### [Exercise prompt]
Seek out every line containing the word "this", and copy each.

### [Rows]
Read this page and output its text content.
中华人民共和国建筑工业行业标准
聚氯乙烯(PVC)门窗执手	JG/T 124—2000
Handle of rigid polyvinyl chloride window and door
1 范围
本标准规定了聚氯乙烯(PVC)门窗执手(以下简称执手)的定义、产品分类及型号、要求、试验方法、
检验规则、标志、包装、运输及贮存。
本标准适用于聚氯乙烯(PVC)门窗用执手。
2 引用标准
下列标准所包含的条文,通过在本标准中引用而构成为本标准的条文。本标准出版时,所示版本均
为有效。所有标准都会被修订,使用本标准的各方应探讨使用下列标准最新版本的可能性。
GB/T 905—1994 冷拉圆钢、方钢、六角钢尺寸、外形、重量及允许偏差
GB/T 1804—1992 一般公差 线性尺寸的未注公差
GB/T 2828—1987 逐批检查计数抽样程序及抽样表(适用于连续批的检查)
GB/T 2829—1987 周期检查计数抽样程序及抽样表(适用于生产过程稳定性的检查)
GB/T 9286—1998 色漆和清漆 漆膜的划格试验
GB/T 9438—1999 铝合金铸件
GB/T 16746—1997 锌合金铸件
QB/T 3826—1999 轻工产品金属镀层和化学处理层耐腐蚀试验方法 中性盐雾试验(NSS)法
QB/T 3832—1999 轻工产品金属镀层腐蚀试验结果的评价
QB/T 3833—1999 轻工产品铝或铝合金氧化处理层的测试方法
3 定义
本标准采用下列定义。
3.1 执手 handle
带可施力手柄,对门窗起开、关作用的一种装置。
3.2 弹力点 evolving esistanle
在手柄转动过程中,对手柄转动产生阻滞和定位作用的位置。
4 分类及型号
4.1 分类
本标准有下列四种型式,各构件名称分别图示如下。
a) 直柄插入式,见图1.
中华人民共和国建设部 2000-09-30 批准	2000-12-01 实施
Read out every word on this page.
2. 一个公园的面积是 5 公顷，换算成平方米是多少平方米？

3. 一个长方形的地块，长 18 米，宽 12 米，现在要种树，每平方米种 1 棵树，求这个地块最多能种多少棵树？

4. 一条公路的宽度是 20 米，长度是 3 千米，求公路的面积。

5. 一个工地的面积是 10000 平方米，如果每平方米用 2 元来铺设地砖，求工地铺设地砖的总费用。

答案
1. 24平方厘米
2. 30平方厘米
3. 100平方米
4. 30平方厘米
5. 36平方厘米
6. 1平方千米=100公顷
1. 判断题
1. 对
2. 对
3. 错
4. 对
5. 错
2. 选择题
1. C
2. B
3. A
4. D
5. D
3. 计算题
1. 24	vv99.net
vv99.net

### [Task result]
Read this page and output its text content.
Read out every word on this page.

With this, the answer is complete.